■ **Source document**:
MAB Kargo (Malaysia Airlines Berhad Cargo), operating as MASkargo and stylised as maskargo, is a cargo airline with its head office in the Advanced Cargo Centre (ACC) on the grounds of Kuala Lumpur International Airport (WMKK/KUL) in Sepang, Selangor, Malaysia. It is a cargo division of its parent company Malaysia Airlines (MAS) that operates scheduled, charter air cargo services as well as airport to seaport cargo logistics via ground transportation.

History

The company was established in 1972 to handle the delivery of cargo around the world via Malaysia Airlines' global network of routes. Back then, MASkargo handled 30,000 tonnes of cargo. It became a subsidiary of Malaysia Airlines in April 1997 with two Boeing 747-200F freighters from the parent company. It has 1,092 employees (as of March 2007). Now, at the new cargo facility located in the Advanced Cargo Centre (ACC) KLIA, MASkargo has the capacity to serve customers' cargo needs up to a million tonnes.

In 2010, MASkargo simplified its image moving away from the parent company's colourful scheme, the livery features plain white aircraft with the tail logo and titles, this style had been in use since the 1990s but only on aircraft leased from other carriers.

On 30 April 2015, Malaysia Airlines announced it would either lease out or sell MASkargo's entire fleet due to its ongoing financial crisis. On 1 November 2015, Malaysia Airlines CEO told reporters MASkargo would not be shut down.

In March 2016 the renamed MAB Kargo signed an agreement with Silk Way Airlines of Azerbaijan which sees it use block space on Slik Way flights from Kuala Lumpur to Amsterdam via Baku, thus ending its own freighter aircraft service to Europe via the Middle East countries where it had served Dubai-Al Maktoum Airport.

In October 2016 both Boeing 747-400 planes were phased out and a third Airbus A330-200F which was stored for 6 months, was added to the fleet.

Destinations

MASkargo provides freighter services to the following (as of November 2019):

Amsterdam is also served in block space agreement by Silk Way West Airlines and Jakarta through same by Raya Airways

Fleet

As of August 2017, the MASkargo fleet consists of the following aircraft:

MASkargo products and services

I-PORT
With MASkargo's recent “an airport within a seaport” plan, the company has extended its services to Port Klang, a major seaport in Peninsular Malaysia. A designated air-zone has been established in Port Klang to facilitate this. A collaboration with MASkargo and Port Klang Terminal Operators, the I-port aims to promote Port Klang/KLIA as the load centre for sea and air traffic in the region. Kuala Lumpur's location on the main flight routes of Asia is a fact worth mentioning as are the low operation costs.

■ **Work item**:
Copy the MASkargo text between "In March 2016" and "Dubai-Al Maktoum Airport.", inclusive, and swap "agreement" for "contract". Rely only on the MASkargo text for this work.

■ **Data for analysis**:
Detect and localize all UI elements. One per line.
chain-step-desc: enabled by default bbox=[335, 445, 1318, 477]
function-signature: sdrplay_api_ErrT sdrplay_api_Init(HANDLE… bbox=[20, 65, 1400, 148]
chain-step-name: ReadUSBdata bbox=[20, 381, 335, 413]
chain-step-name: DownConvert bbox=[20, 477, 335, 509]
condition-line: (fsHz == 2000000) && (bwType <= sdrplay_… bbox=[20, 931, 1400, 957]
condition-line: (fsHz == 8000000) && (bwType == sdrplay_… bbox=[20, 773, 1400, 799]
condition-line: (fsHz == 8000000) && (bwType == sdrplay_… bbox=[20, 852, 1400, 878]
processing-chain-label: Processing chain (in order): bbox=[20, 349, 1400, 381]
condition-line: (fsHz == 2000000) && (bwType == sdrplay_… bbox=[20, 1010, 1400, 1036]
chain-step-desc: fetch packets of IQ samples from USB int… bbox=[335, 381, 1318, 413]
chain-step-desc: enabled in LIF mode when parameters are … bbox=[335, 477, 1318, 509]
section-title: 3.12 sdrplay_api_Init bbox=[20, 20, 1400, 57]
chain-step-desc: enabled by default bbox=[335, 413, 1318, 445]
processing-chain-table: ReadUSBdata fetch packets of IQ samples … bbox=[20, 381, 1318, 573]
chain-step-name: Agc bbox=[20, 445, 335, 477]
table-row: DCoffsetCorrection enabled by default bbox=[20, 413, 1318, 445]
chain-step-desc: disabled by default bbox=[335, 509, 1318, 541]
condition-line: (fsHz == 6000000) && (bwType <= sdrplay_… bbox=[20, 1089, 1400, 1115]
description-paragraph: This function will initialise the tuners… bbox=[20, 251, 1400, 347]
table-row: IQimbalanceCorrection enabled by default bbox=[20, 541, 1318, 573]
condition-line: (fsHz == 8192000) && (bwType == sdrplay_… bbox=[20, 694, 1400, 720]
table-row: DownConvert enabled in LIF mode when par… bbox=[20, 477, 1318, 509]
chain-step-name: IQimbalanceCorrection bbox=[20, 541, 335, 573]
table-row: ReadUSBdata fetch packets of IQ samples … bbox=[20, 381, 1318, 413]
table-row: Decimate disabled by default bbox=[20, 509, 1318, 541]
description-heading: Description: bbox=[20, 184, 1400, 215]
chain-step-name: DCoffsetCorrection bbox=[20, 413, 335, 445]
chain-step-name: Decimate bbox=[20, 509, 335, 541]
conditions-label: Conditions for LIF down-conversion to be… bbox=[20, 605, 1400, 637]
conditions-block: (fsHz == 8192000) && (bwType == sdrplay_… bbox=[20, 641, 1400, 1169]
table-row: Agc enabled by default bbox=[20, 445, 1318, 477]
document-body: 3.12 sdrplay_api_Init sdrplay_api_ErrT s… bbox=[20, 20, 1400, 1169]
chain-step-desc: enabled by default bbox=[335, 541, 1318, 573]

■ **Written answer**:
In March 2016 the renamed MAB Kargo signed an contract with Silk Way Airlines of Azerbaijan which sees it use block space on Slik Way flights from Kuala Lumpur to Amsterdam via Baku, thus ending its own freighter aircraft service to Europe via the Middle East countries where it had served Dubai-Al Maktoum Airport.